To be done:
Scan each line of the records for the word "your" and extract the ones that have it.

:::::

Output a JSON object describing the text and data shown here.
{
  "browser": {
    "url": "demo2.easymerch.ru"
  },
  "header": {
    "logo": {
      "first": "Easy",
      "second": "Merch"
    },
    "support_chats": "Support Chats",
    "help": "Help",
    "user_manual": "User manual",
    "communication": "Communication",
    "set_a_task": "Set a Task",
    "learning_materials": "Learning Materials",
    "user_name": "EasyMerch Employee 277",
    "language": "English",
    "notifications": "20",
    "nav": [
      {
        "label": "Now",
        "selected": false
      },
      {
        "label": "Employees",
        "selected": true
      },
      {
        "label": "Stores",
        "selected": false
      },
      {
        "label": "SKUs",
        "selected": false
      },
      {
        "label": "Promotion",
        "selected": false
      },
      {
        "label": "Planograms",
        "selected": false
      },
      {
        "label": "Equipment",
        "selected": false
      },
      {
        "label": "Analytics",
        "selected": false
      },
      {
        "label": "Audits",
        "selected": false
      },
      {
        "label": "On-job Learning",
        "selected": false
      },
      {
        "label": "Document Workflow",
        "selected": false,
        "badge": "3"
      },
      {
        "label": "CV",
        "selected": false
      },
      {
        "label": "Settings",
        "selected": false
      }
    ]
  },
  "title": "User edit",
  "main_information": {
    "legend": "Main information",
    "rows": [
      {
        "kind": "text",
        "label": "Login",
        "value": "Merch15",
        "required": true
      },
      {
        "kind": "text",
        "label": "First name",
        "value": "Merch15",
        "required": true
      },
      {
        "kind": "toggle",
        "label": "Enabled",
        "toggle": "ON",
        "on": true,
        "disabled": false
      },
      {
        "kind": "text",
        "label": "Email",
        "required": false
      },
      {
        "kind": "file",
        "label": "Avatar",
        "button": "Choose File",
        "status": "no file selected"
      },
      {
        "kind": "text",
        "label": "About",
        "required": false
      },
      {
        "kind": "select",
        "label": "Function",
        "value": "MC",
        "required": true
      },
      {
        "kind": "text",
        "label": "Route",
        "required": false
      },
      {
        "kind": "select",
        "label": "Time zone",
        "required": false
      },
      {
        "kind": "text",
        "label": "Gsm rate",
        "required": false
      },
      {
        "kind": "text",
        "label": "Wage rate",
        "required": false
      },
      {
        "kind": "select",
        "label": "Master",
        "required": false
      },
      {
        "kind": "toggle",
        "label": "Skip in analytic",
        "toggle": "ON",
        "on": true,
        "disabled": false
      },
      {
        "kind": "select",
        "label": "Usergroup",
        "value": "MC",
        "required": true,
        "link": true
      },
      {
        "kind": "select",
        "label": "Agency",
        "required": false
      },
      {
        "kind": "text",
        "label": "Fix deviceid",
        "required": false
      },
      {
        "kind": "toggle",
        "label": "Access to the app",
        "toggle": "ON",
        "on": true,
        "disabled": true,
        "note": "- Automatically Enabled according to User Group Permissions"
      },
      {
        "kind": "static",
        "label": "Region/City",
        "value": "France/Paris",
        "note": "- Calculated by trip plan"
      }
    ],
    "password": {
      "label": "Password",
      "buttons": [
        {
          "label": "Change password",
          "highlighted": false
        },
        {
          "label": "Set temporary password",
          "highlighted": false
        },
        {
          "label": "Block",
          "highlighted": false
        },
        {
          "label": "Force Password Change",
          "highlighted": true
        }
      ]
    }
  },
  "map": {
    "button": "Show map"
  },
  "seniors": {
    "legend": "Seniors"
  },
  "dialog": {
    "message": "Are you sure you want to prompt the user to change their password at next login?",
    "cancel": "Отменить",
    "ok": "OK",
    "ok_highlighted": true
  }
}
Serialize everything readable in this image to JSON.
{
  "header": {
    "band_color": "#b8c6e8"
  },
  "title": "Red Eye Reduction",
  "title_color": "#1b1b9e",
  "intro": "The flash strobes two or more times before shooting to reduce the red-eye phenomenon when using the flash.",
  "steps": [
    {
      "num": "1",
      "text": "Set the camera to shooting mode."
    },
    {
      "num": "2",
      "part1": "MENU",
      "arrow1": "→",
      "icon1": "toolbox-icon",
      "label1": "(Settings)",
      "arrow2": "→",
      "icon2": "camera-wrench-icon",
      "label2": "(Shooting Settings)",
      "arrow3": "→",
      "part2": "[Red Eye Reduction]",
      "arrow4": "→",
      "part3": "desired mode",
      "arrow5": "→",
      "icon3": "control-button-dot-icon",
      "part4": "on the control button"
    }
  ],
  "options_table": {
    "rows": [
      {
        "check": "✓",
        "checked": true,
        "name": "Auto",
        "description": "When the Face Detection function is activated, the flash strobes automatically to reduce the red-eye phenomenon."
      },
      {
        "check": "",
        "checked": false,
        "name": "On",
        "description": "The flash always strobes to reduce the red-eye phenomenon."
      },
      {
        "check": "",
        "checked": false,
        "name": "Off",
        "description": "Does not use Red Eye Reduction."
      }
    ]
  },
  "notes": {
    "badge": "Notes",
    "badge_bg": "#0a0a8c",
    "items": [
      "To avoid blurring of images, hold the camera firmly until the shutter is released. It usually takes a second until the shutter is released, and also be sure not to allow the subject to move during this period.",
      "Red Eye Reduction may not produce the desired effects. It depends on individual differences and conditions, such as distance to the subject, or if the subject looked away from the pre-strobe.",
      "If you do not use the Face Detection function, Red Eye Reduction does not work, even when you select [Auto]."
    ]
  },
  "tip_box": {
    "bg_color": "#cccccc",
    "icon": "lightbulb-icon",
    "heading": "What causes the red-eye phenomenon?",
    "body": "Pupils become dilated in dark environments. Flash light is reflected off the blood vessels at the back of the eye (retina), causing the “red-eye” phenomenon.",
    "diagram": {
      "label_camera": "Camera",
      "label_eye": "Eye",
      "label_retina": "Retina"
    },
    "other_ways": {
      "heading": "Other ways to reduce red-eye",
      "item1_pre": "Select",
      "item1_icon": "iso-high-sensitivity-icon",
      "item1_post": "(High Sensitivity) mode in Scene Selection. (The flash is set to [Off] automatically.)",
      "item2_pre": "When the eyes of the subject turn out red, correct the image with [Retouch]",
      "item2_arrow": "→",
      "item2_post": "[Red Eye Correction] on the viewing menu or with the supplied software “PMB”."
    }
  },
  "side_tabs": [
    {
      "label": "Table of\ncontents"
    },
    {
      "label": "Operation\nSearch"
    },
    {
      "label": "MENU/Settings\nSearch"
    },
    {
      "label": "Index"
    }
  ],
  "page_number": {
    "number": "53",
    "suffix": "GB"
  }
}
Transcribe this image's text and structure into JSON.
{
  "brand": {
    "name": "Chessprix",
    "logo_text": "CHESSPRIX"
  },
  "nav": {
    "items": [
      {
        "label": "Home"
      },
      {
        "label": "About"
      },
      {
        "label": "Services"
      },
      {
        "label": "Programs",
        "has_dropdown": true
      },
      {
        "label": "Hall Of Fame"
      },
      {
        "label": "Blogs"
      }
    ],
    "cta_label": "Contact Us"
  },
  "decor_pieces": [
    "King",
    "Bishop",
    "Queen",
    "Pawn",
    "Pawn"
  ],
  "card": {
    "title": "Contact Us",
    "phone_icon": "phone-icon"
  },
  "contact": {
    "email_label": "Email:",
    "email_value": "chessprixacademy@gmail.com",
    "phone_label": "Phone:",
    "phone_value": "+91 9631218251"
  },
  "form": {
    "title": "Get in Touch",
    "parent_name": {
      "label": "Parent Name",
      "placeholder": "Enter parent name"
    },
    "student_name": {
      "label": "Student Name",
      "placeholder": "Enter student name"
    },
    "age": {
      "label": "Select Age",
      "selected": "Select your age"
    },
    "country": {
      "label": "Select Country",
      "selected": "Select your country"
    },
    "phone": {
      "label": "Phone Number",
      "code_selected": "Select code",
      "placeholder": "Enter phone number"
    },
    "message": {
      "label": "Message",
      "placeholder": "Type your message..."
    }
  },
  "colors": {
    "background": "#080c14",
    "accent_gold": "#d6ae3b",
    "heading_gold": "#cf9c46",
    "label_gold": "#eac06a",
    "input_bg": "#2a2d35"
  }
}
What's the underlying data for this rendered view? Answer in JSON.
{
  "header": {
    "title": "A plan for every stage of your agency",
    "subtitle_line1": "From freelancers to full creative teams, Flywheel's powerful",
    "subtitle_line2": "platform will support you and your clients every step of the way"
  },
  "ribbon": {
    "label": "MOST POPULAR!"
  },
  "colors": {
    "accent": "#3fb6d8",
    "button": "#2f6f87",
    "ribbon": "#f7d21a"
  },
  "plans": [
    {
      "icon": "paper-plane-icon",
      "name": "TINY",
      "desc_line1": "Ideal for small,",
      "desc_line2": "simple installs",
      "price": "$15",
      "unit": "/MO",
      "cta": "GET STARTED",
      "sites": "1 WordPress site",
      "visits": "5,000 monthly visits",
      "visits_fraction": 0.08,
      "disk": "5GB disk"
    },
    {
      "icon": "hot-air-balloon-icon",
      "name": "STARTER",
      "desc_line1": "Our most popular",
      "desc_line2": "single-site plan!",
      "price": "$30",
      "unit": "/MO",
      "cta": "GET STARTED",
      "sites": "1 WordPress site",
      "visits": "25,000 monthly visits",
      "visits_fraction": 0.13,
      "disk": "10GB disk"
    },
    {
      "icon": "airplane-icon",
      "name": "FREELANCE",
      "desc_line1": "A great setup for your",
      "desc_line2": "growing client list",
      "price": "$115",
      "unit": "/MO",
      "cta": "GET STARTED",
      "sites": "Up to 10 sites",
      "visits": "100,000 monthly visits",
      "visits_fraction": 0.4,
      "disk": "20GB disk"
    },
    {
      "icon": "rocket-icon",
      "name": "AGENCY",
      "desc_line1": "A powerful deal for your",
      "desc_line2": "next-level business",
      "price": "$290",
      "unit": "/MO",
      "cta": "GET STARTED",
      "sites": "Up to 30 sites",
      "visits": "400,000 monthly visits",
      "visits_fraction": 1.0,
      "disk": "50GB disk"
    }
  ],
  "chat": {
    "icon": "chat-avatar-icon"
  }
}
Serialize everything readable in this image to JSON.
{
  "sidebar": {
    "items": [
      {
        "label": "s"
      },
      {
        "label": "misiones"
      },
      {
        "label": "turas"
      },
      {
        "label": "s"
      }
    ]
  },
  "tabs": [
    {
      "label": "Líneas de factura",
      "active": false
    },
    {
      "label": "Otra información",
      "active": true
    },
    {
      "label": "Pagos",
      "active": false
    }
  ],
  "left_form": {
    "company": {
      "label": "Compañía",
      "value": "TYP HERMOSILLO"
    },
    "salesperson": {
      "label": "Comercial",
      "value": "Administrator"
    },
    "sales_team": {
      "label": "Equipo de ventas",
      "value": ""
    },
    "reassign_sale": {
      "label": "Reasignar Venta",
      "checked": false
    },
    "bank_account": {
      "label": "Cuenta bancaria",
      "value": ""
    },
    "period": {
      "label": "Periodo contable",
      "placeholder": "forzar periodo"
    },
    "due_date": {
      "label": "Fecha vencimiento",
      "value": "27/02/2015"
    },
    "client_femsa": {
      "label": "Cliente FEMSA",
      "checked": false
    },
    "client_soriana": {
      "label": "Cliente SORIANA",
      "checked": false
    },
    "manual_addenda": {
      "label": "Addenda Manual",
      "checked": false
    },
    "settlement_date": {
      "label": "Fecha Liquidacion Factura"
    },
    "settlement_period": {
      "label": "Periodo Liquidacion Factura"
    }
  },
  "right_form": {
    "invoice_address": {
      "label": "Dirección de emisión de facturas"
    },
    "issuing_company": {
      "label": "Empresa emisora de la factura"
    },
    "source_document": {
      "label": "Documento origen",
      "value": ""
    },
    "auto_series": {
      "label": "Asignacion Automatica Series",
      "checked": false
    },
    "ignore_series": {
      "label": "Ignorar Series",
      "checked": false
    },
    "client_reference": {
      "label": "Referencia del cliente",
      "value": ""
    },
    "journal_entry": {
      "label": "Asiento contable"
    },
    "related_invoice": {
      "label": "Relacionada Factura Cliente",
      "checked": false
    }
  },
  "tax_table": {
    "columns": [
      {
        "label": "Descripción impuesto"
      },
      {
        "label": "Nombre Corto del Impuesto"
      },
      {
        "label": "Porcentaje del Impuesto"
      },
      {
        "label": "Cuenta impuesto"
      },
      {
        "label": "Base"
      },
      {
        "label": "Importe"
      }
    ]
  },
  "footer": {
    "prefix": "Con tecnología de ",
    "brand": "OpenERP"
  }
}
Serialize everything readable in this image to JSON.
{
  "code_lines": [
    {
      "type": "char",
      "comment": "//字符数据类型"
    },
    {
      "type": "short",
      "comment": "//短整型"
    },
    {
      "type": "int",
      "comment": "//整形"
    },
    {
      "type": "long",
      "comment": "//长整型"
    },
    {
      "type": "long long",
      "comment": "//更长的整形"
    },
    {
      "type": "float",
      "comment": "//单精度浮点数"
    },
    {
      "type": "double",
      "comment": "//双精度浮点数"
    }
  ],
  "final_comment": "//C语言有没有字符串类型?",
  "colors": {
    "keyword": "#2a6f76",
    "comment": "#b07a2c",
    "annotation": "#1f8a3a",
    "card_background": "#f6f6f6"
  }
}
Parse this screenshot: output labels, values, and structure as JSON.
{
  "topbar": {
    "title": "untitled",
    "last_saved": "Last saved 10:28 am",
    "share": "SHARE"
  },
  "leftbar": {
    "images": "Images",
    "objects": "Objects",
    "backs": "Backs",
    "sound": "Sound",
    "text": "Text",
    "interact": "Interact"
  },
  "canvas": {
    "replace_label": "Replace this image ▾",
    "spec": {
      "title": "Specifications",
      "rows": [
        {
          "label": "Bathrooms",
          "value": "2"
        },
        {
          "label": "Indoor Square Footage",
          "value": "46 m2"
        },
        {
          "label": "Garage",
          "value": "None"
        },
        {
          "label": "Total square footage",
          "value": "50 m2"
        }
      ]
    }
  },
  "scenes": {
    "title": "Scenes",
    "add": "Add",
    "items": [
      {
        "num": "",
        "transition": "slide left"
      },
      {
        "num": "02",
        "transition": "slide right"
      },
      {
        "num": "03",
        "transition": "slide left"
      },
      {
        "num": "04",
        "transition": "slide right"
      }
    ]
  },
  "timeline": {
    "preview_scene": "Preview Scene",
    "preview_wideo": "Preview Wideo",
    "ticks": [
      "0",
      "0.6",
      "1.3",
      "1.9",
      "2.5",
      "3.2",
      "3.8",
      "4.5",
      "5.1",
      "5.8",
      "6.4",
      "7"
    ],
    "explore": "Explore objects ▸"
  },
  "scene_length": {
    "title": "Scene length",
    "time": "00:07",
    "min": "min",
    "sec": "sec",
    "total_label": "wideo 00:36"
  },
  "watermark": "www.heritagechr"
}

:::::

Correct result:
      "selected": "Select your age"
      "selected": "Select your country"
      "placeholder": "Type your message..."
    "title": "A plan for every stage of your agency",
    "subtitle_line2": "platform will support you and your clients every step of the way"
      "desc_line1": "A great setup for your",
      "desc_line1": "A powerful deal for your",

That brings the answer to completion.